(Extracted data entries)
□ □ □ □ □

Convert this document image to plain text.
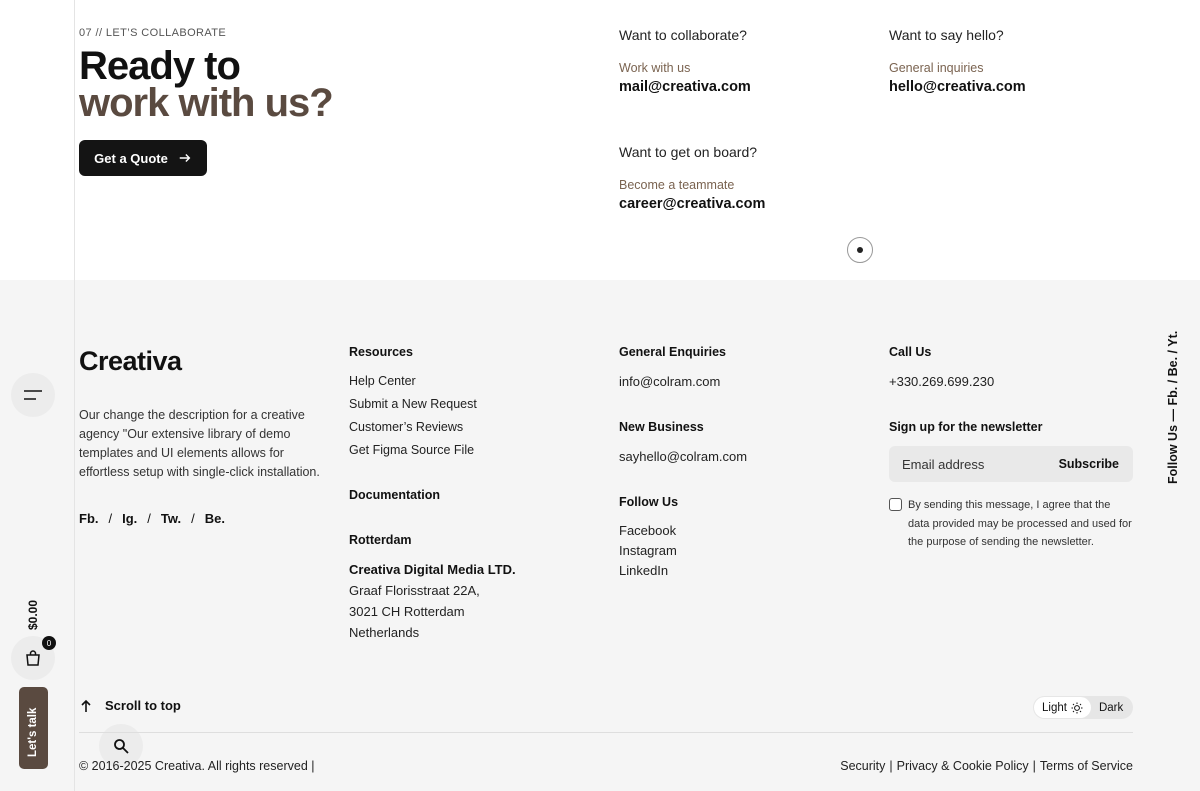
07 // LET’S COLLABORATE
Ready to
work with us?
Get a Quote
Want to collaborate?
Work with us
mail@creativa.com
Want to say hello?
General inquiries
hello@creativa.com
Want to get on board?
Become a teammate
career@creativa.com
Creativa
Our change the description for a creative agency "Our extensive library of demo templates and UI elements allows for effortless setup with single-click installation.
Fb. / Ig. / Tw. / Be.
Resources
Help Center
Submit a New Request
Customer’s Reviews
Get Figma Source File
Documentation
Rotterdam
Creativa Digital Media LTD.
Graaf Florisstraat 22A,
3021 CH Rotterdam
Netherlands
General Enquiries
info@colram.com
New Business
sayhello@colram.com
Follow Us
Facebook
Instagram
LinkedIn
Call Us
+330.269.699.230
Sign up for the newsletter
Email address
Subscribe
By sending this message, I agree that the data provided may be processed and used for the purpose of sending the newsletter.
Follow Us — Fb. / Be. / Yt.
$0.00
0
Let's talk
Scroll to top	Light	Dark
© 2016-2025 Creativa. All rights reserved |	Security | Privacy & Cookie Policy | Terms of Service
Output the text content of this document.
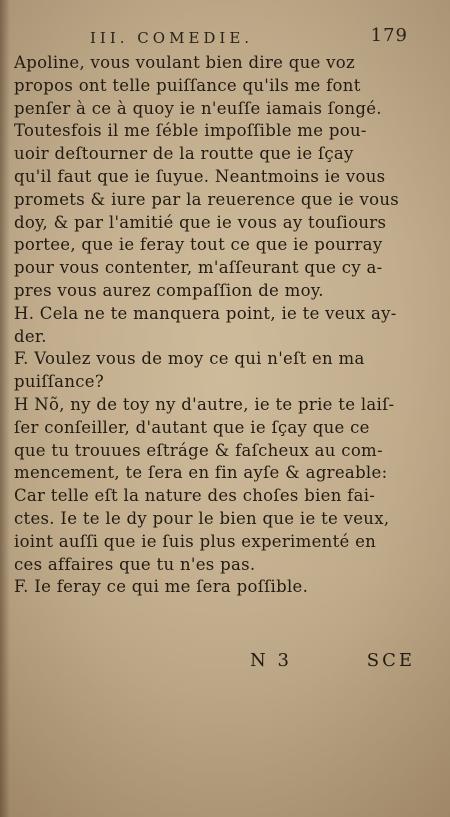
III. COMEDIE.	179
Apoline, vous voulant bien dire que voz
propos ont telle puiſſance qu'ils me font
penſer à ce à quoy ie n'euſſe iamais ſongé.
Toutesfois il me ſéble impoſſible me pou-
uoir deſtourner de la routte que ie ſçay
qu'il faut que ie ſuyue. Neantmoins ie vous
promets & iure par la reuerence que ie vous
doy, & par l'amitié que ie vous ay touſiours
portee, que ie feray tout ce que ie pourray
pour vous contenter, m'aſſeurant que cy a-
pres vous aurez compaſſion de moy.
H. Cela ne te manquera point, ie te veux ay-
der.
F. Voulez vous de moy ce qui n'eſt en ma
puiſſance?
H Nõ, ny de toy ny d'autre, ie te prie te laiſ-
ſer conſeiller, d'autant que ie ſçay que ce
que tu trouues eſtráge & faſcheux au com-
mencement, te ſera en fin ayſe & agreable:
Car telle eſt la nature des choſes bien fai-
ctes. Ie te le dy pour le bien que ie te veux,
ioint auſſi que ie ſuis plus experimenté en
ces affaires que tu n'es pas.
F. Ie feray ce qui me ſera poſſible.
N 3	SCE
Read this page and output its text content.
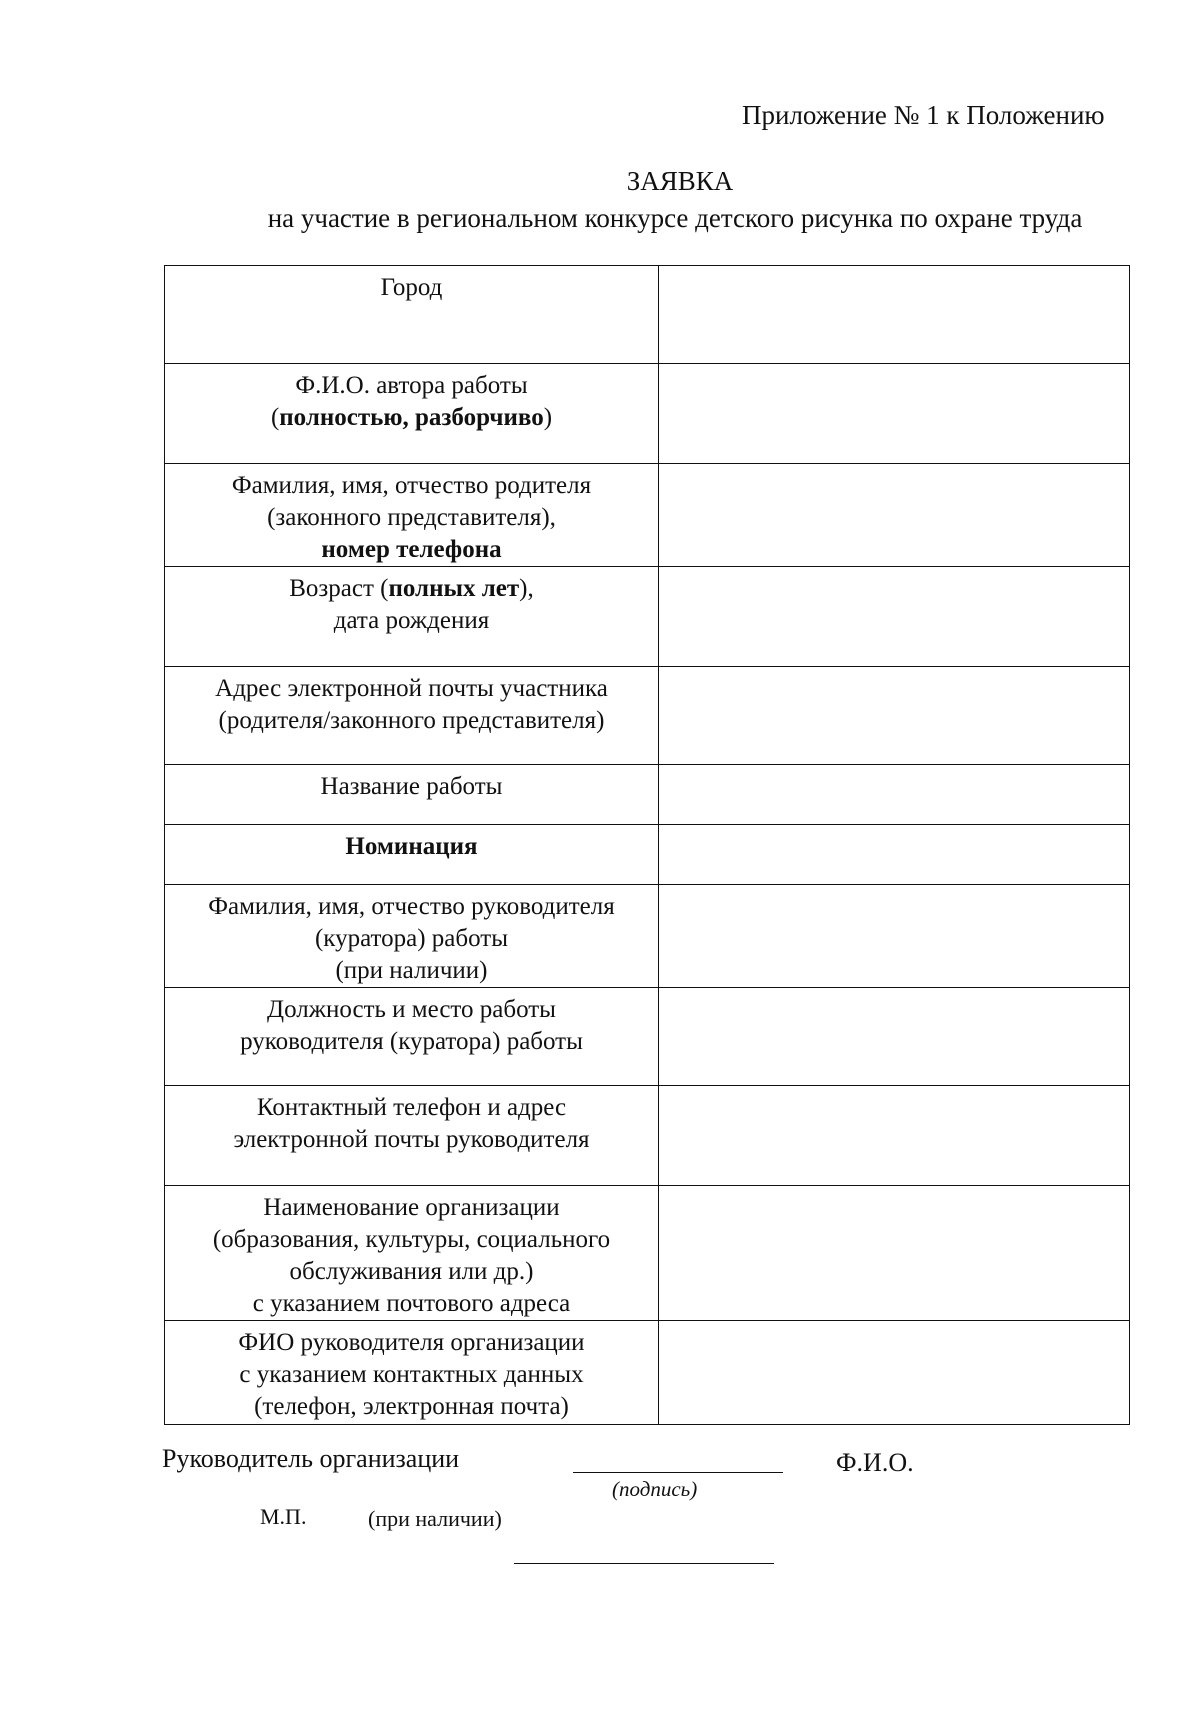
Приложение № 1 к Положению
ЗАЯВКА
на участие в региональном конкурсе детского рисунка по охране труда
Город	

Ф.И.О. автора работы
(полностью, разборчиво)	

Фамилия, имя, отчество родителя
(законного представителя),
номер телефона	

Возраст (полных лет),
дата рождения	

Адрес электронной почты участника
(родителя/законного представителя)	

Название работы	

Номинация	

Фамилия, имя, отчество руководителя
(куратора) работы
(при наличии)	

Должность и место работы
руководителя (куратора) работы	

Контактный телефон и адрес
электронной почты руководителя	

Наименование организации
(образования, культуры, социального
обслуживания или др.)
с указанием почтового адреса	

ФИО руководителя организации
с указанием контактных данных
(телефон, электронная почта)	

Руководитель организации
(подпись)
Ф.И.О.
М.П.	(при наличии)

□ □ □ □ □

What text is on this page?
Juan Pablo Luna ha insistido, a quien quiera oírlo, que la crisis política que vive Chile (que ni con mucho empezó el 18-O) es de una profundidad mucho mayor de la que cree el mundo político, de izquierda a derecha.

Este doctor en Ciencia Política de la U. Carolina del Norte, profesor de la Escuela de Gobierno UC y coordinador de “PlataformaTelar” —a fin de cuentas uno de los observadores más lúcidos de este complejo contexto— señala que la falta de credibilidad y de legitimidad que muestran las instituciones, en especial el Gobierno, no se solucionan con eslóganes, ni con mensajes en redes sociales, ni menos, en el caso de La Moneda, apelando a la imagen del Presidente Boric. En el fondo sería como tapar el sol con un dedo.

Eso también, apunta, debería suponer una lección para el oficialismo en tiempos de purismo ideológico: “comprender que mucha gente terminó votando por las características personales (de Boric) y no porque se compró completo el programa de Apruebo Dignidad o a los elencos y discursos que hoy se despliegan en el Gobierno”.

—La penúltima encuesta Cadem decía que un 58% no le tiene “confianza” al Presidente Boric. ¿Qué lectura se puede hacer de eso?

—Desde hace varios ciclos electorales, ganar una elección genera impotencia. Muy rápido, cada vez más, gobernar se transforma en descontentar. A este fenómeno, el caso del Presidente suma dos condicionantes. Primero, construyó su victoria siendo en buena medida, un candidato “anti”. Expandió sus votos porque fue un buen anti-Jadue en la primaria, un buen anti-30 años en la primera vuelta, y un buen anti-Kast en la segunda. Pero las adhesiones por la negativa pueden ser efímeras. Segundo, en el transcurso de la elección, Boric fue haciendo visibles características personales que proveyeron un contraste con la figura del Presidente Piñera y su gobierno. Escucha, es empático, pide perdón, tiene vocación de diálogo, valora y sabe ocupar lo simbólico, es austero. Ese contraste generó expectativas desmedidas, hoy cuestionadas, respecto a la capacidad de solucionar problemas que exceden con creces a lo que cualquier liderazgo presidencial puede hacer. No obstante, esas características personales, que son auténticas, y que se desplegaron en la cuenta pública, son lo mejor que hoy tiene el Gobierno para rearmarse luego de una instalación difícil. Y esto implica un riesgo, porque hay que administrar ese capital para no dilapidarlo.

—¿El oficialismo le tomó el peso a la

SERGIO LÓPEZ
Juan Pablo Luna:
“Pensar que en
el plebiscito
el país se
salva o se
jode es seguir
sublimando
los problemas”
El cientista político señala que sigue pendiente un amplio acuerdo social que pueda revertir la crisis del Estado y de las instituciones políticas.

□ □ □ □ □

Copy each line in the data that holds the word "crisis".

RESULT OF THE TASK ▸
Juan Pablo Luna ha insistido, a quien quiera oírlo, que la crisis política que vive Chile (que ni con mucho empezó el 18-O) es de una profundidad mucho mayor de la que cree el mundo político, de izquierda a derecha.
El cientista político señala que sigue pendiente un amplio acuerdo social que pueda revertir la crisis del Estado y de las instituciones políticas.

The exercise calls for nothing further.